#### [The problem]
Leave out the images and repeat the listing below without a single change.

#### [Material for this exercise]
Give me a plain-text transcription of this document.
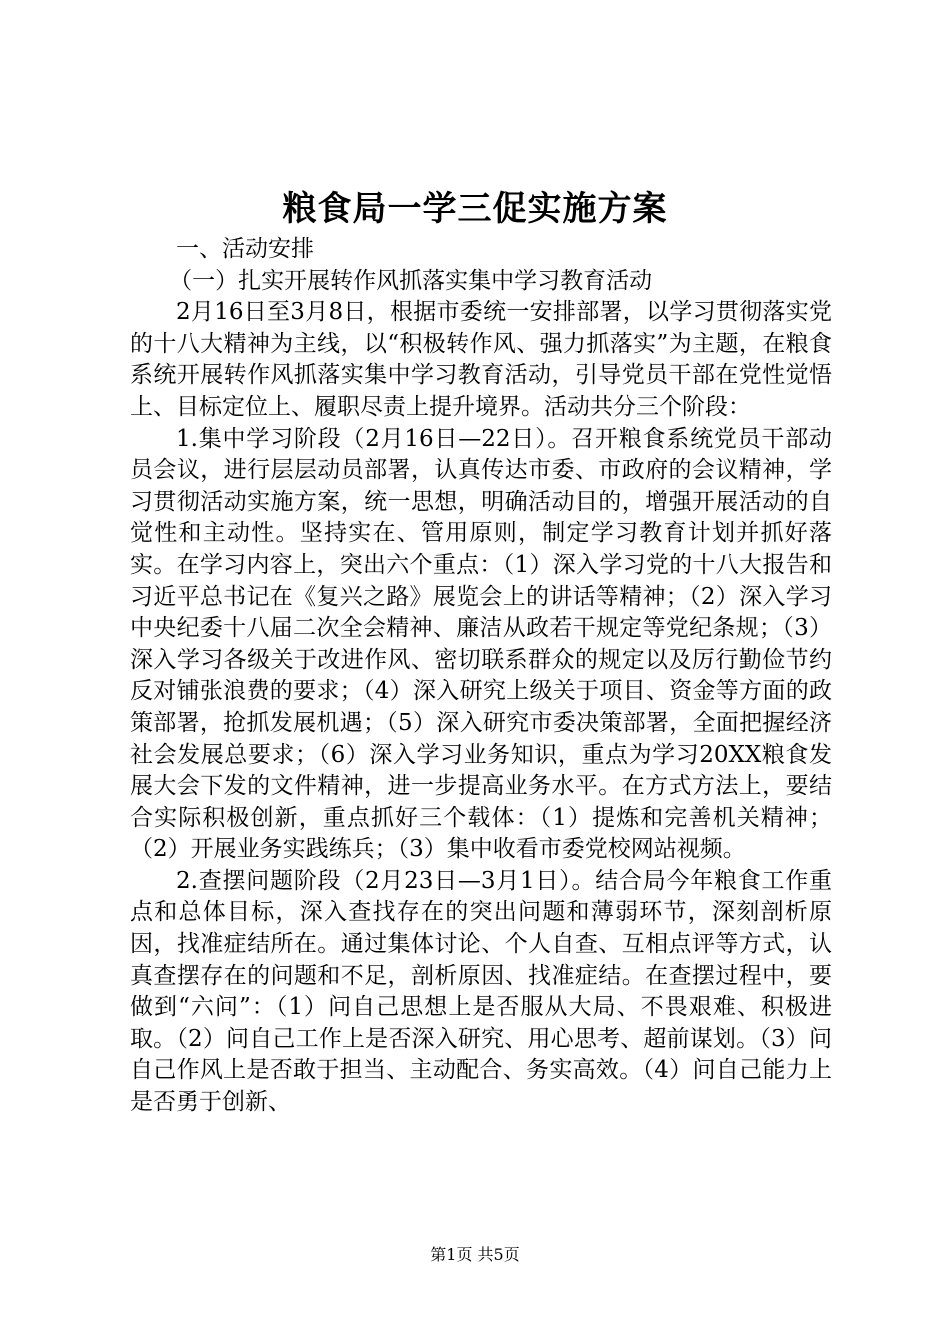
粮食局一学三促实施方案

一、活动安排

（一）扎实开展转作风抓落实集中学习教育活动

2月16日至3月8日，根据市委统一安排部署，以学习贯彻落实党的十八大精神为主线，以“积极转作风、强力抓落实”为主题，在粮食系统开展转作风抓落实集中学习教育活动，引导党员干部在党性觉悟上、目标定位上、履职尽责上提升境界。活动共分三个阶段：

1.集中学习阶段（2月16日—22日）。召开粮食系统党员干部动员会议，进行层层动员部署，认真传达市委、市政府的会议精神，学习贯彻活动实施方案，统一思想，明确活动目的，增强开展活动的自觉性和主动性。坚持实在、管用原则，制定学习教育计划并抓好落实。在学习内容上，突出六个重点：（1）深入学习党的十八大报告和习近平总书记在《复兴之路》展览会上的讲话等精神；（2）深入学习中央纪委十八届二次全会精神、廉洁从政若干规定等党纪条规；（3）深入学习各级关于改进作风、密切联系群众的规定以及厉行勤俭节约反对铺张浪费的要求；（4）深入研究上级关于项目、资金等方面的政策部署，抢抓发展机遇；（5）深入研究市委决策部署，全面把握经济社会发展总要求；（6）深入学习业务知识，重点为学习20XX粮食发展大会下发的文件精神，进一步提高业务水平。在方式方法上，要结合实际积极创新，重点抓好三个载体：（1）提炼和完善机关精神；（2）开展业务实践练兵；（3）集中收看市委党校网站视频。

2.查摆问题阶段（2月23日—3月1日）。结合局今年粮食工作重点和总体目标，深入查找存在的突出问题和薄弱环节，深刻剖析原因，找准症结所在。通过集体讨论、个人自查、互相点评等方式，认真查摆存在的问题和不足，剖析原因、找准症结。在查摆过程中，要做到“六问”：（1）问自己思想上是否服从大局、不畏艰难、积极进取。（2）问自己工作上是否深入研究、用心思考、超前谋划。（3）问自己作风上是否敢于担当、主动配合、务实高效。（4）问自己能力上是否勇于创新、

第1页 共5页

#### [Response to this task]
Give me a plain-text transcription of this document.
粮食局一学三促实施方案

一、活动安排

（一）扎实开展转作风抓落实集中学习教育活动

2月16日至3月8日，根据市委统一安排部署，以学习贯彻落实党的十八大精神为主线，以“积极转作风、强力抓落实”为主题，在粮食系统开展转作风抓落实集中学习教育活动，引导党员干部在党性觉悟上、目标定位上、履职尽责上提升境界。活动共分三个阶段：

1.集中学习阶段（2月16日—22日）。召开粮食系统党员干部动员会议，进行层层动员部署，认真传达市委、市政府的会议精神，学习贯彻活动实施方案，统一思想，明确活动目的，增强开展活动的自觉性和主动性。坚持实在、管用原则，制定学习教育计划并抓好落实。在学习内容上，突出六个重点：（1）深入学习党的十八大报告和习近平总书记在《复兴之路》展览会上的讲话等精神；（2）深入学习中央纪委十八届二次全会精神、廉洁从政若干规定等党纪条规；（3）深入学习各级关于改进作风、密切联系群众的规定以及厉行勤俭节约反对铺张浪费的要求；（4）深入研究上级关于项目、资金等方面的政策部署，抢抓发展机遇；（5）深入研究市委决策部署，全面把握经济社会发展总要求；（6）深入学习业务知识，重点为学习20XX粮食发展大会下发的文件精神，进一步提高业务水平。在方式方法上，要结合实际积极创新，重点抓好三个载体：（1）提炼和完善机关精神；（2）开展业务实践练兵；（3）集中收看市委党校网站视频。

2.查摆问题阶段（2月23日—3月1日）。结合局今年粮食工作重点和总体目标，深入查找存在的突出问题和薄弱环节，深刻剖析原因，找准症结所在。通过集体讨论、个人自查、互相点评等方式，认真查摆存在的问题和不足，剖析原因、找准症结。在查摆过程中，要做到“六问”：（1）问自己思想上是否服从大局、不畏艰难、积极进取。（2）问自己工作上是否深入研究、用心思考、超前谋划。（3）问自己作风上是否敢于担当、主动配合、务实高效。（4）问自己能力上是否勇于创新、

第1页 共5页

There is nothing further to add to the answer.